• [PROBLEM TO WORK ON] Drop every picture, then transcribe the remaining data exactly.
+++ PROVIDED INFORMATION +++
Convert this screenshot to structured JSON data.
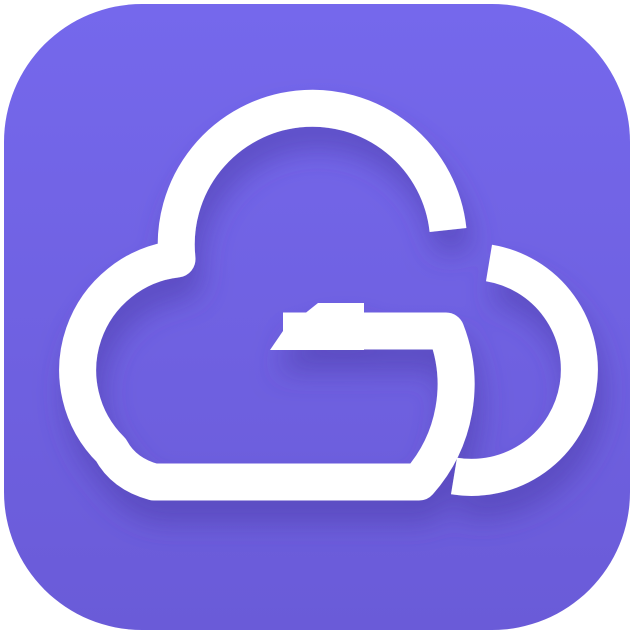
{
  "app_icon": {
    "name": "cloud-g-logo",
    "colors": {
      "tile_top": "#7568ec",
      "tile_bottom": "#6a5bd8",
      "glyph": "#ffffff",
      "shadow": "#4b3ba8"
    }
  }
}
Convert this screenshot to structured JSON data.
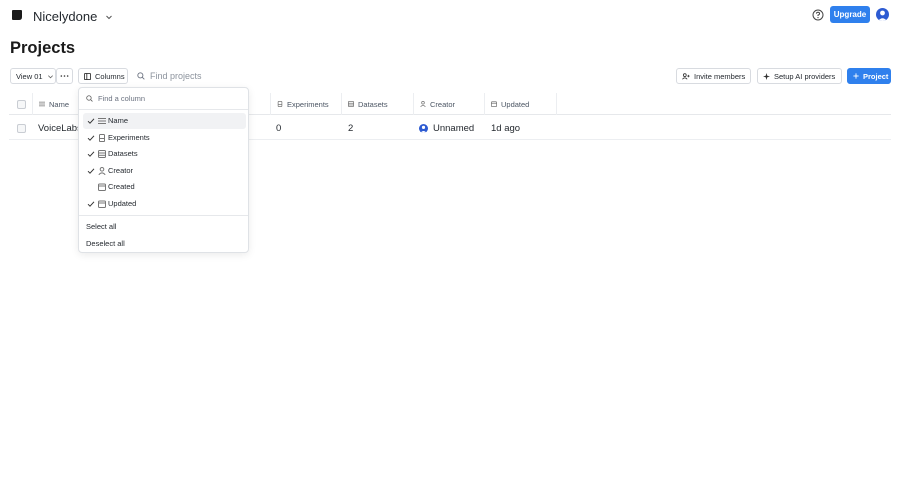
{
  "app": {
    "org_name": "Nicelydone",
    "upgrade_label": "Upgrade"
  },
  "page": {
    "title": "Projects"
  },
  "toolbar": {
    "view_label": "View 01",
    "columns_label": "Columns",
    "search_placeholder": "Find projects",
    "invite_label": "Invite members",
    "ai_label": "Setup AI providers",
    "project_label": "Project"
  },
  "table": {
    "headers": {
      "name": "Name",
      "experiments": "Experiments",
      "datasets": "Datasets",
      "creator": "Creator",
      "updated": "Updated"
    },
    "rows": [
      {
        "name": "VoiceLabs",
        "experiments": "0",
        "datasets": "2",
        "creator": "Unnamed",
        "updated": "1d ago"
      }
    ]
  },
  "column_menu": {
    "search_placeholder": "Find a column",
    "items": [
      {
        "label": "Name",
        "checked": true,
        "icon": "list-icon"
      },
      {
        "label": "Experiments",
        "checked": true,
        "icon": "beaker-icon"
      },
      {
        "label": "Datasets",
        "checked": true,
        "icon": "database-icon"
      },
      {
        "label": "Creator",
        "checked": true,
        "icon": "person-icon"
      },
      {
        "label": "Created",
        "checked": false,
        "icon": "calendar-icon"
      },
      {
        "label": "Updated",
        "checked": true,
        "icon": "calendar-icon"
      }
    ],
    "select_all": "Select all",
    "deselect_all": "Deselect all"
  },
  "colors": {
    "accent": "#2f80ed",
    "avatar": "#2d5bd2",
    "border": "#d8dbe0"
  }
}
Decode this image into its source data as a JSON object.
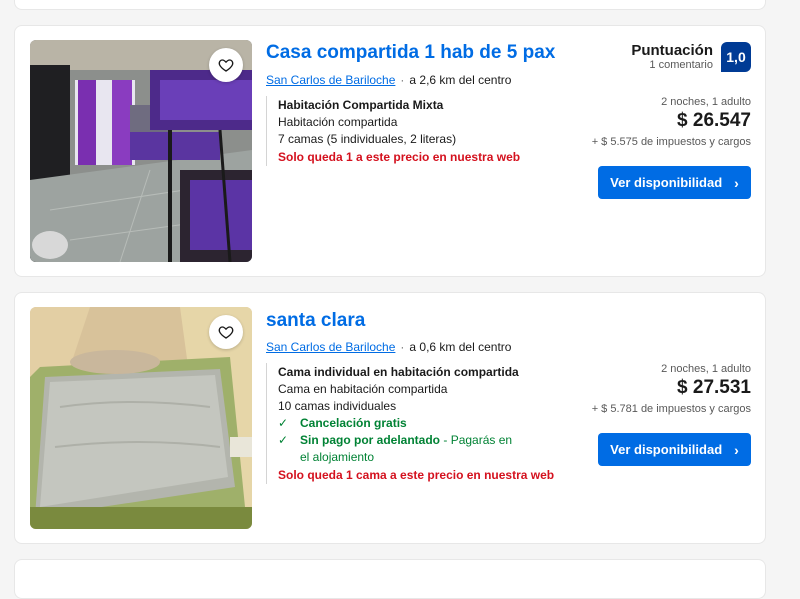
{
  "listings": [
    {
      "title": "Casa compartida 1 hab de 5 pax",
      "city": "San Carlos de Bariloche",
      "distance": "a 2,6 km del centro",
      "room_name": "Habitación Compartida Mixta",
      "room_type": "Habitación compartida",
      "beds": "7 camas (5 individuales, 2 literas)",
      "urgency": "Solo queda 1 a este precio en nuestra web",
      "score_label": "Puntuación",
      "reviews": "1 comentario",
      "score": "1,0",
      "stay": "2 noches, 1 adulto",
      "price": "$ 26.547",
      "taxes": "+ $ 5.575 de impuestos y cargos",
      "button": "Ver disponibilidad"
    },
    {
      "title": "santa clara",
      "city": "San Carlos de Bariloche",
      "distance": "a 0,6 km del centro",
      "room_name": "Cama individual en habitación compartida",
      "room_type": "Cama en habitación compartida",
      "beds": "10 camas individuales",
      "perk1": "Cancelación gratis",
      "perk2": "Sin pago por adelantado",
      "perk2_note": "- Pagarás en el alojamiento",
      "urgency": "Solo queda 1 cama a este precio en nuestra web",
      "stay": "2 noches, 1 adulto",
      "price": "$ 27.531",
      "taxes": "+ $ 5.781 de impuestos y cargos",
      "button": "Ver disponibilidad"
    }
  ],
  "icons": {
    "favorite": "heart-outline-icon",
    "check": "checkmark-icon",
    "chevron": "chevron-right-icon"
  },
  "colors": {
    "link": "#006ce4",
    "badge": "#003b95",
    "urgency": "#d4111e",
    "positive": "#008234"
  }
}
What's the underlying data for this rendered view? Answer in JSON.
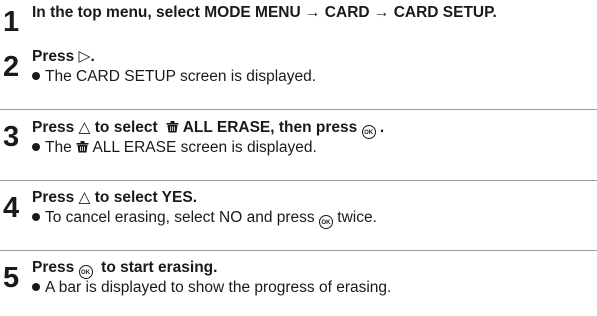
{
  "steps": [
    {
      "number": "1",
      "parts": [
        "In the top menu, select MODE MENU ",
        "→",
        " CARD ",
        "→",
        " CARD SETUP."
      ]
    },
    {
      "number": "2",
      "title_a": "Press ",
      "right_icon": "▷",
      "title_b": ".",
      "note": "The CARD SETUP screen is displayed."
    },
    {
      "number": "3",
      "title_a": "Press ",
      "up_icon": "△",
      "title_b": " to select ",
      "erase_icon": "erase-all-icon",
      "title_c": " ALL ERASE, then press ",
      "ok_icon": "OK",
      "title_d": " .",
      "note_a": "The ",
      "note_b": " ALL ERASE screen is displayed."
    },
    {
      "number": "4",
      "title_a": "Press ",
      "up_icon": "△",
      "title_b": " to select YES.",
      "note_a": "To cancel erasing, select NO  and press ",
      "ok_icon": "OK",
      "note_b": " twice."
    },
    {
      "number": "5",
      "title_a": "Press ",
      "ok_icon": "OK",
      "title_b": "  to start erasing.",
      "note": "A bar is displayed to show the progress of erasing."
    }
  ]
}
+++
• [EXERCISE SOLUTION]
Convert this screenshot to structured JSON data.
{
  "app_icon": {
    "name": "cloud-g-logo",
    "colors": {
      "tile_top": "#7568ec",
      "tile_bottom": "#6a5bd8",
      "glyph": "#ffffff",
      "shadow": "#4b3ba8"
    }
  }
}
Convert this screenshot to structured JSON data.
{
  "app": {
    "org_name": "Nicelydone",
    "upgrade_label": "Upgrade"
  },
  "page": {
    "title": "Projects"
  },
  "toolbar": {
    "view_label": "View 01",
    "columns_label": "Columns",
    "search_placeholder": "Find projects",
    "invite_label": "Invite members",
    "ai_label": "Setup AI providers",
    "project_label": "Project"
  },
  "table": {
    "headers": {
      "name": "Name",
      "experiments": "Experiments",
      "datasets": "Datasets",
      "creator": "Creator",
      "updated": "Updated"
    },
    "rows": [
      {
        "name": "VoiceLabs",
        "experiments": "0",
        "datasets": "2",
        "creator": "Unnamed",
        "updated": "1d ago"
      }
    ]
  },
  "column_menu": {
    "search_placeholder": "Find a column",
    "items": [
      {
        "label": "Name",
        "checked": true,
        "icon": "list-icon"
      },
      {
        "label": "Experiments",
        "checked": true,
        "icon": "beaker-icon"
      },
      {
        "label": "Datasets",
        "checked": true,
        "icon": "database-icon"
      },
      {
        "label": "Creator",
        "checked": true,
        "icon": "person-icon"
      },
      {
        "label": "Created",
        "checked": false,
        "icon": "calendar-icon"
      },
      {
        "label": "Updated",
        "checked": true,
        "icon": "calendar-icon"
      }
    ],
    "select_all": "Select all",
    "deselect_all": "Deselect all"
  },
  "colors": {
    "accent": "#2f80ed",
    "avatar": "#2d5bd2",
    "border": "#d8dbe0"
  }
}
Decode this image into its source data as a JSON object.
{
  "listings": [
    {
      "title": "Casa compartida 1 hab de 5 pax",
      "city": "San Carlos de Bariloche",
      "distance": "a 2,6 km del centro",
      "room_name": "Habitación Compartida Mixta",
      "room_type": "Habitación compartida",
      "beds": "7 camas (5 individuales, 2 literas)",
      "urgency": "Solo queda 1 a este precio en nuestra web",
      "score_label": "Puntuación",
      "reviews": "1 comentario",
      "score": "1,0",
      "stay": "2 noches, 1 adulto",
      "price": "$ 26.547",
      "taxes": "+ $ 5.575 de impuestos y cargos",
      "button": "Ver disponibilidad"
    },
    {
      "title": "santa clara",
      "city": "San Carlos de Bariloche",
      "distance": "a 0,6 km del centro",
      "room_name": "Cama individual en habitación compartida",
      "room_type": "Cama en habitación compartida",
      "beds": "10 camas individuales",
      "perk1": "Cancelación gratis",
      "perk2": "Sin pago por adelantado",
      "perk2_note": "- Pagarás en el alojamiento",
      "urgency": "Solo queda 1 cama a este precio en nuestra web",
      "stay": "2 noches, 1 adulto",
      "price": "$ 27.531",
      "taxes": "+ $ 5.781 de impuestos y cargos",
      "button": "Ver disponibilidad"
    }
  ],
  "icons": {
    "favorite": "heart-outline-icon",
    "check": "checkmark-icon",
    "chevron": "chevron-right-icon"
  },
  "colors": {
    "link": "#006ce4",
    "badge": "#003b95",
    "urgency": "#d4111e",
    "positive": "#008234"
  }
}
What's the underlying data for this rendered view? Answer in JSON.
{
  "steps": [
    {
      "number": "1",
      "parts": [
        "In the top menu, select MODE MENU ",
        "→",
        " CARD ",
        "→",
        " CARD SETUP."
      ]
    },
    {
      "number": "2",
      "title_a": "Press ",
      "right_icon": "▷",
      "title_b": ".",
      "note": "The CARD SETUP screen is displayed."
    },
    {
      "number": "3",
      "title_a": "Press ",
      "up_icon": "△",
      "title_b": " to select ",
      "erase_icon": "erase-all-icon",
      "title_c": " ALL ERASE, then press ",
      "ok_icon": "OK",
      "title_d": " .",
      "note_a": "The ",
      "note_b": " ALL ERASE screen is displayed."
    },
    {
      "number": "4",
      "title_a": "Press ",
      "up_icon": "△",
      "title_b": " to select YES.",
      "note_a": "To cancel erasing, select NO  and press ",
      "ok_icon": "OK",
      "note_b": " twice."
    },
    {
      "number": "5",
      "title_a": "Press ",
      "ok_icon": "OK",
      "title_b": "  to start erasing.",
      "note": "A bar is displayed to show the progress of erasing."
    }
  ]
}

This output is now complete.